(WHAT YOU ARE ASKED TO DO) Search the data for the word "crédits". Reproduce every line where it is found.

··· DATA SECTION

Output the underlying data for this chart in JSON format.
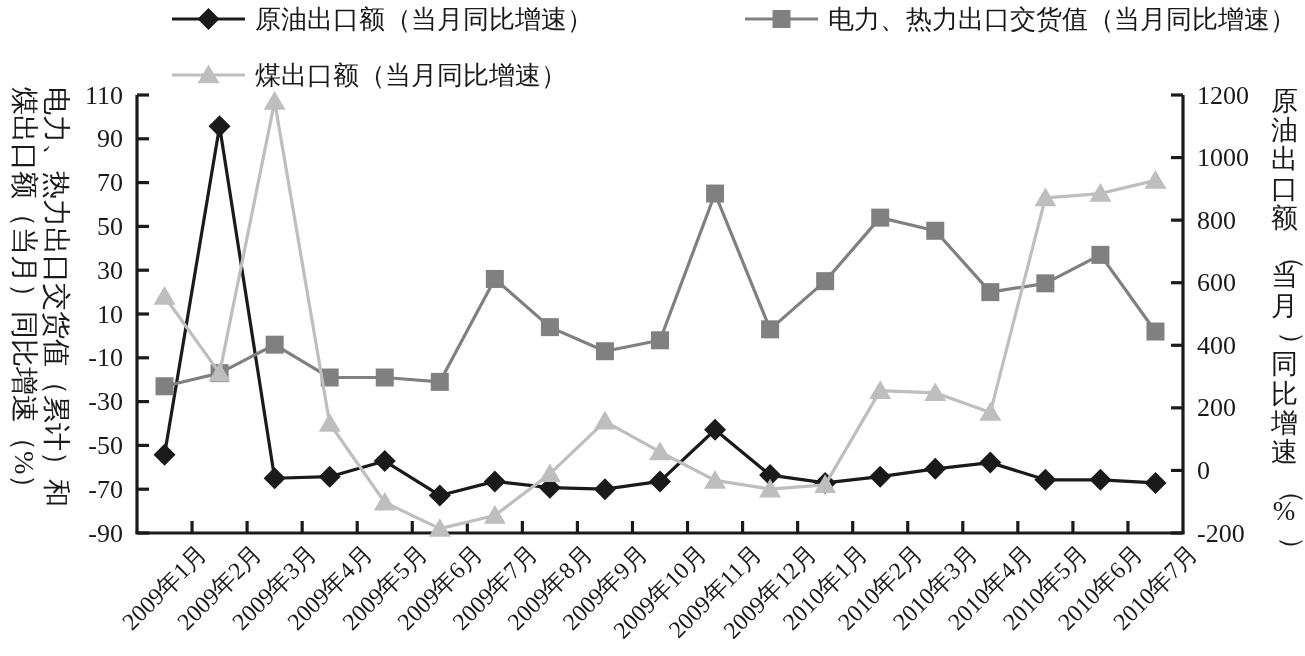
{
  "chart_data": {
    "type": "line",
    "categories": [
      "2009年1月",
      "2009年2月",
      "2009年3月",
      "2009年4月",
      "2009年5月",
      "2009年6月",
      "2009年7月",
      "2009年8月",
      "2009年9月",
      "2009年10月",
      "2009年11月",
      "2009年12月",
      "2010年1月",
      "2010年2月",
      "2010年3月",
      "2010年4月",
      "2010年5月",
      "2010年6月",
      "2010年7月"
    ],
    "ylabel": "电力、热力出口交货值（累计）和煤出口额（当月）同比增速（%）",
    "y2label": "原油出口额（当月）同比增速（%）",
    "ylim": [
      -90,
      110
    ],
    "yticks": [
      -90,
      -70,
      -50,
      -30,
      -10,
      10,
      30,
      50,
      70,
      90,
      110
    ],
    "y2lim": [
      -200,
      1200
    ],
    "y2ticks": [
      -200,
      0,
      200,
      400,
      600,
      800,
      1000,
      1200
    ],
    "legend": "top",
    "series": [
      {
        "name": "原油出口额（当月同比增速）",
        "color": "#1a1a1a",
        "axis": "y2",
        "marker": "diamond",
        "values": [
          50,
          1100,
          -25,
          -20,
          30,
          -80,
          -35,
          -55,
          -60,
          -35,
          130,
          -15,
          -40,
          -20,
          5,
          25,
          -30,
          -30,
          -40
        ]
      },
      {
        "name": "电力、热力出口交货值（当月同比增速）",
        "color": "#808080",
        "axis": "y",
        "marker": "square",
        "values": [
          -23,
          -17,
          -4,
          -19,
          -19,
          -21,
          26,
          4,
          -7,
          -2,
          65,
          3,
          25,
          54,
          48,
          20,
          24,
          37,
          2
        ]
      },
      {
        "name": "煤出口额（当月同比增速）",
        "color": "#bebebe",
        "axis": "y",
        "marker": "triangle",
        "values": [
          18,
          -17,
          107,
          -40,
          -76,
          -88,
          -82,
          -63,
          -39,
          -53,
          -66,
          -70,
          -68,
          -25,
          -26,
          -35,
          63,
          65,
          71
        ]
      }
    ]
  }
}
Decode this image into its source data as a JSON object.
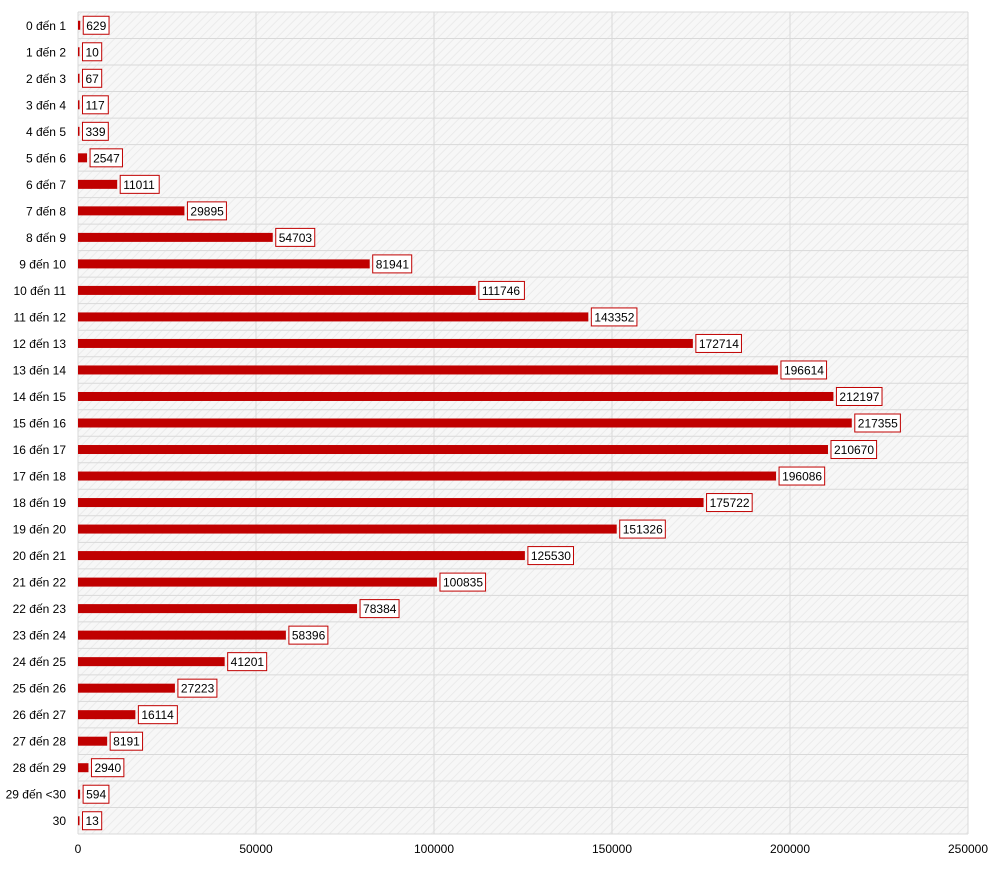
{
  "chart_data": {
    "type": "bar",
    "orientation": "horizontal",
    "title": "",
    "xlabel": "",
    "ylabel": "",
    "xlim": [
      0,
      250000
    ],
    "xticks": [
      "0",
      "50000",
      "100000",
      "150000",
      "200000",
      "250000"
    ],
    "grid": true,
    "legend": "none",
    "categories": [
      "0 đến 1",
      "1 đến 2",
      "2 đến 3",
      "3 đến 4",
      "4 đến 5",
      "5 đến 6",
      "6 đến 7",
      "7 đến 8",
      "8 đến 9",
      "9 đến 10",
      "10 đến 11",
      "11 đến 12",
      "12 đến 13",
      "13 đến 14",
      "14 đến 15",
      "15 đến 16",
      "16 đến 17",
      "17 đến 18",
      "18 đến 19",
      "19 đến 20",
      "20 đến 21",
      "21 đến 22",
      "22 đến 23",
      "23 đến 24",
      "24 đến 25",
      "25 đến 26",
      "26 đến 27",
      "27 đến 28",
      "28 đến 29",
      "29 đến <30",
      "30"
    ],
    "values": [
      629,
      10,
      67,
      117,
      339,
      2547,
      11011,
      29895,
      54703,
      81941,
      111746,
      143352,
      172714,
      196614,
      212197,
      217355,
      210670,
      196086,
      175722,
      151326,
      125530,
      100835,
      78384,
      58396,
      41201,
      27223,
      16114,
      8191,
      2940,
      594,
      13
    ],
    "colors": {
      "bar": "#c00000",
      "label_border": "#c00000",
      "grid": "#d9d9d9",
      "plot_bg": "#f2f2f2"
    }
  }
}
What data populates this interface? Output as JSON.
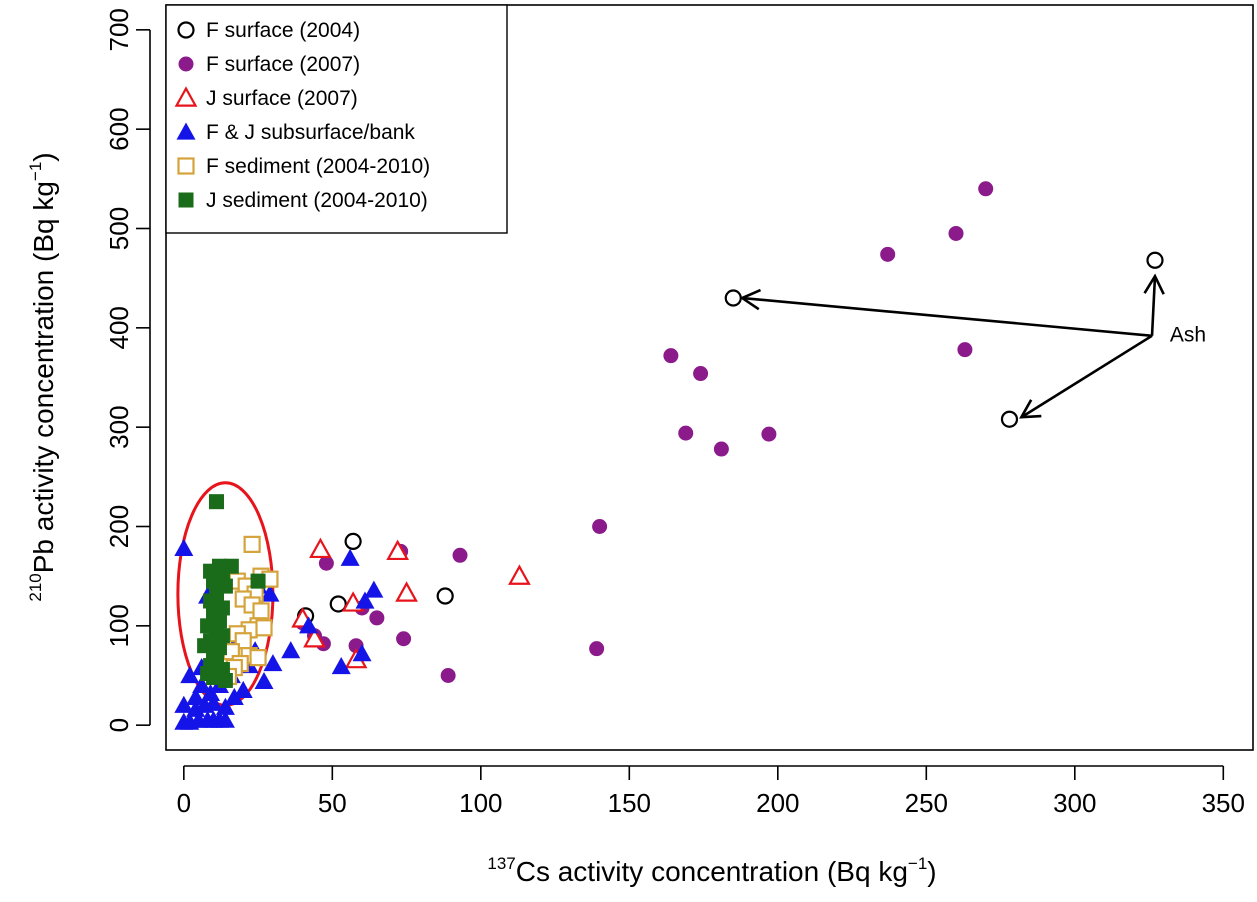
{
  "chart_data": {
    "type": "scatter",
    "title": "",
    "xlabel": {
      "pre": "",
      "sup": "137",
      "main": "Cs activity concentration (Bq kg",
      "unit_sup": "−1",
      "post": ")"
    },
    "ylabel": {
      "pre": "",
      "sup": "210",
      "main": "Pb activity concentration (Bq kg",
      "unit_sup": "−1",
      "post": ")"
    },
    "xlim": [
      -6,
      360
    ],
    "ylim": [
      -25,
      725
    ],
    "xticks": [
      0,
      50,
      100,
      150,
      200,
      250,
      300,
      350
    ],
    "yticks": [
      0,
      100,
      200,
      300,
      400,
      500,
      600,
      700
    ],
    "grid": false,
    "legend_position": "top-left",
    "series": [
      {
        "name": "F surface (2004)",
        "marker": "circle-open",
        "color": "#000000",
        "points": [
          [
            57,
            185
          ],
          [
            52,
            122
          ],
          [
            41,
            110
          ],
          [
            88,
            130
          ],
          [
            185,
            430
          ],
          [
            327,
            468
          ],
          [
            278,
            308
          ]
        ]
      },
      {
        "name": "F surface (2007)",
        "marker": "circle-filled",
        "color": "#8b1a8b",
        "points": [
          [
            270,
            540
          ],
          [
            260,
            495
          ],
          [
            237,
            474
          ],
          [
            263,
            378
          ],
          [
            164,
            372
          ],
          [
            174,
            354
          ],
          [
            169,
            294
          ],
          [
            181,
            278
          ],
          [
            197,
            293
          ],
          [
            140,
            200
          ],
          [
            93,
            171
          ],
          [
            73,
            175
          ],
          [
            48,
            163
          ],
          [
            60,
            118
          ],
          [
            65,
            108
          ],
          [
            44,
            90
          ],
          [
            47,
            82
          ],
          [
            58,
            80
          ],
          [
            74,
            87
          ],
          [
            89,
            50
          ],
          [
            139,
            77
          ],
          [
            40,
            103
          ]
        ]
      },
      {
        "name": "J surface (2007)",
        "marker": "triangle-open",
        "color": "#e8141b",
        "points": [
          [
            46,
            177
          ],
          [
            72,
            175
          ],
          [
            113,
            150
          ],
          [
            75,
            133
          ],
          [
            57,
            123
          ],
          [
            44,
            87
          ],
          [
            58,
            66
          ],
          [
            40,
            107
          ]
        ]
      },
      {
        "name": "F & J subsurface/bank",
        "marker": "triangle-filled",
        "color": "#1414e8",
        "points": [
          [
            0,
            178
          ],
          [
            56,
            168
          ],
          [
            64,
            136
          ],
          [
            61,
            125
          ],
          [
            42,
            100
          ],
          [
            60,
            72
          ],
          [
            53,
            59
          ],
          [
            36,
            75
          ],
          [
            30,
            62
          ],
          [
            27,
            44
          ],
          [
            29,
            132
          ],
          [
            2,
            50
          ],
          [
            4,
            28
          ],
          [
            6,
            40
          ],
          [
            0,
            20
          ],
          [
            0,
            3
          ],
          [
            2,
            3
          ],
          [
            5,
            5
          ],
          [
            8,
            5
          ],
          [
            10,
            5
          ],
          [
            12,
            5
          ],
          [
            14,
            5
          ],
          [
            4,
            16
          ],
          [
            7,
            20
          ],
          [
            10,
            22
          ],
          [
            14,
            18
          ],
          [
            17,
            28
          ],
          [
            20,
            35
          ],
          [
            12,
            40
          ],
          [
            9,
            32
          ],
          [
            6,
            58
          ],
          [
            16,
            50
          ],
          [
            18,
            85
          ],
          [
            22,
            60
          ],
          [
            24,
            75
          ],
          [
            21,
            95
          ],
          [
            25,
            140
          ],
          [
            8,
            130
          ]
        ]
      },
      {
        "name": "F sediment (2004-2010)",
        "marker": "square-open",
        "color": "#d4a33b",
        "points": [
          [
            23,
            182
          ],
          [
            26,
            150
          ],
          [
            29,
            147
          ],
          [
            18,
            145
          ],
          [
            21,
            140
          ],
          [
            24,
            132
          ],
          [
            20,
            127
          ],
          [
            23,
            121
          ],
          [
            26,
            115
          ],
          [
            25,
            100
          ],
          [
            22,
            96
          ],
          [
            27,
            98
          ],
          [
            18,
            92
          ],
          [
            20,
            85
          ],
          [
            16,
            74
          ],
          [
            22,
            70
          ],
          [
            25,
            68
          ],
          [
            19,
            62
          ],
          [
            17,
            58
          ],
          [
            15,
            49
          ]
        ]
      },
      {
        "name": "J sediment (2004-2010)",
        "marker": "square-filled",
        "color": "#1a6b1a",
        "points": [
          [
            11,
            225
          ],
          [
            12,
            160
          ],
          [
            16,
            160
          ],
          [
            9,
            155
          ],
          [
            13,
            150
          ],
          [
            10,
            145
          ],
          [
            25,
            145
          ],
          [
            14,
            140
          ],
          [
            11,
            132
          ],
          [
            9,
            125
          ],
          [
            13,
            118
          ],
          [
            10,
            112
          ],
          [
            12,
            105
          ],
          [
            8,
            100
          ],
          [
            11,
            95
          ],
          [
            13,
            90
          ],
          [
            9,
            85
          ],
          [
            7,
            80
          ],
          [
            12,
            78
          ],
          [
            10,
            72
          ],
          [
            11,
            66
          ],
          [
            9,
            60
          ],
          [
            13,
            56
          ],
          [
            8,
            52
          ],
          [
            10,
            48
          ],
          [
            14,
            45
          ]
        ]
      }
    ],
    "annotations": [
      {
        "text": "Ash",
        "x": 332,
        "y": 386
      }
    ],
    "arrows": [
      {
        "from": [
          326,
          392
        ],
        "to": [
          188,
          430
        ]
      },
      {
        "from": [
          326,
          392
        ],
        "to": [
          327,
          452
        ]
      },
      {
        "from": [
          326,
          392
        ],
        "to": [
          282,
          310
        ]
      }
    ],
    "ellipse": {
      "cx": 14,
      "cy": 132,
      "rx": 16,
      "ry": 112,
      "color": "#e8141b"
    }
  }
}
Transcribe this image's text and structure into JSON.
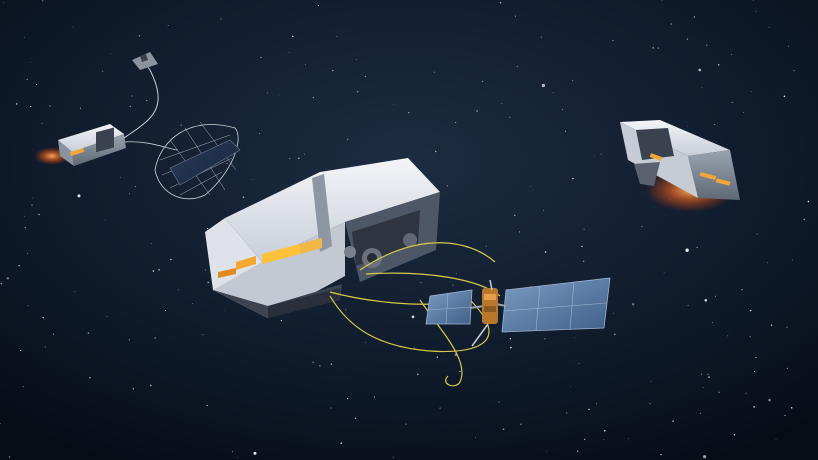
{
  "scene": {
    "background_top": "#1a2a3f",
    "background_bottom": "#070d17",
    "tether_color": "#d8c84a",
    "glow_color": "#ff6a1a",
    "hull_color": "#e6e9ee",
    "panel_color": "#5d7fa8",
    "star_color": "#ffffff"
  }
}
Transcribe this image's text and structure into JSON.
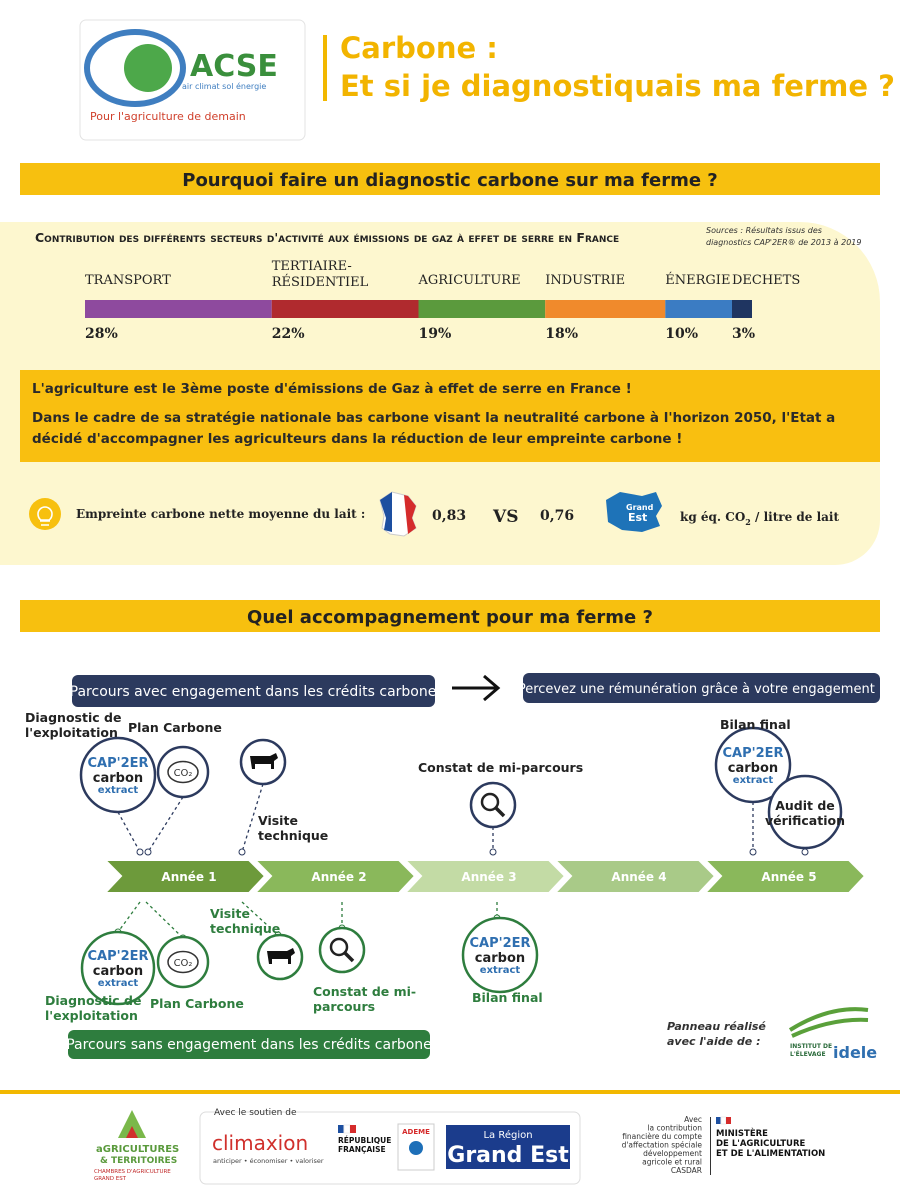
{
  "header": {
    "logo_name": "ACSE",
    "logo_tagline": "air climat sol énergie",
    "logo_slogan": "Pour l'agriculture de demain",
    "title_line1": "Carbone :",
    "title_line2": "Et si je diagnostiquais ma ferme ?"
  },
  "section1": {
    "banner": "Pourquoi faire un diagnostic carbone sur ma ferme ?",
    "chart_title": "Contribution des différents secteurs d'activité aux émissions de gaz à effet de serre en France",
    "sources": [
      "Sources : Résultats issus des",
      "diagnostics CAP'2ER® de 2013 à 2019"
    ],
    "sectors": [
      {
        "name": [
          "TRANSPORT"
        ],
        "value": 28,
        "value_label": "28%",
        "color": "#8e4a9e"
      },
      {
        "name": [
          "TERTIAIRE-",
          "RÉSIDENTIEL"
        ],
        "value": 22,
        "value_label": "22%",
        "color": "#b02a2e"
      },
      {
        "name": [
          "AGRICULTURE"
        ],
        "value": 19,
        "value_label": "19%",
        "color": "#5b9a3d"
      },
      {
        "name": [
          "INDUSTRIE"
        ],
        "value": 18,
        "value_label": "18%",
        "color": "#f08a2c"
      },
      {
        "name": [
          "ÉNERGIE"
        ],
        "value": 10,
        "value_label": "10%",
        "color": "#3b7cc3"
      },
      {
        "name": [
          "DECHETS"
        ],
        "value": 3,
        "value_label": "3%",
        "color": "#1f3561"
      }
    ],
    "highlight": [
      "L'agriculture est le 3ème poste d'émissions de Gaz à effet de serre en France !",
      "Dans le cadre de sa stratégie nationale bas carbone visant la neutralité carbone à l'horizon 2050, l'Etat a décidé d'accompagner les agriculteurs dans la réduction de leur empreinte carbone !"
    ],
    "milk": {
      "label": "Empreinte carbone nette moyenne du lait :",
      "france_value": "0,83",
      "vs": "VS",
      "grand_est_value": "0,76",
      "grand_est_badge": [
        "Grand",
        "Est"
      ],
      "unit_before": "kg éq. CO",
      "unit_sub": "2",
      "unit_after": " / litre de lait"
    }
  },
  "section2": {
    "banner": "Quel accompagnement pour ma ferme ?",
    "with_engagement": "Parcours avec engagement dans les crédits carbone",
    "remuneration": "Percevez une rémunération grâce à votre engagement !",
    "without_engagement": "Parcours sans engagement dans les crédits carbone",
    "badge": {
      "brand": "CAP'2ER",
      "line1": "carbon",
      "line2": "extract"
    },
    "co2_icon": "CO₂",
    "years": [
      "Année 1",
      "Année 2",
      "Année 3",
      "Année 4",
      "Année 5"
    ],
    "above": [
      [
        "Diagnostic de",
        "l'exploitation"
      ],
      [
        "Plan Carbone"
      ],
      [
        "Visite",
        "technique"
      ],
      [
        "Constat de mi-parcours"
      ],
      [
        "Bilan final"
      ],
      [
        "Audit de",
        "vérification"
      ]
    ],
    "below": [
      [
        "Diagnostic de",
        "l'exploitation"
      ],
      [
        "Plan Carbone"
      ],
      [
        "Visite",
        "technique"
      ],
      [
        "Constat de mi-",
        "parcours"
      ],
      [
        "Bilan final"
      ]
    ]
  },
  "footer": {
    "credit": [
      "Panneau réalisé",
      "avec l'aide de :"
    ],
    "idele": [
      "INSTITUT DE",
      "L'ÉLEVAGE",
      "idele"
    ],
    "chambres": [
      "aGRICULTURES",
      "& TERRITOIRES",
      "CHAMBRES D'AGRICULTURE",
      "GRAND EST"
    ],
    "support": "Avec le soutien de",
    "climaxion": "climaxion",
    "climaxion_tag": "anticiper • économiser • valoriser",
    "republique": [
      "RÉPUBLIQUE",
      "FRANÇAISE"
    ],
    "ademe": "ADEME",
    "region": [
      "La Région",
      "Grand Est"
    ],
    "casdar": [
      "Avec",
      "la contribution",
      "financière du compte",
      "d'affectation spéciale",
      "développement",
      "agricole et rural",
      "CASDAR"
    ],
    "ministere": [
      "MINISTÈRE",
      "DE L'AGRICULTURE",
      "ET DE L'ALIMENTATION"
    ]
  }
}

······

(OUTPUT FOR THIS EXERCISE)
    "with_engagement": "Parcours avec engagement dans les crédits carbone",
    "without_engagement": "Parcours sans engagement dans les crédits carbone",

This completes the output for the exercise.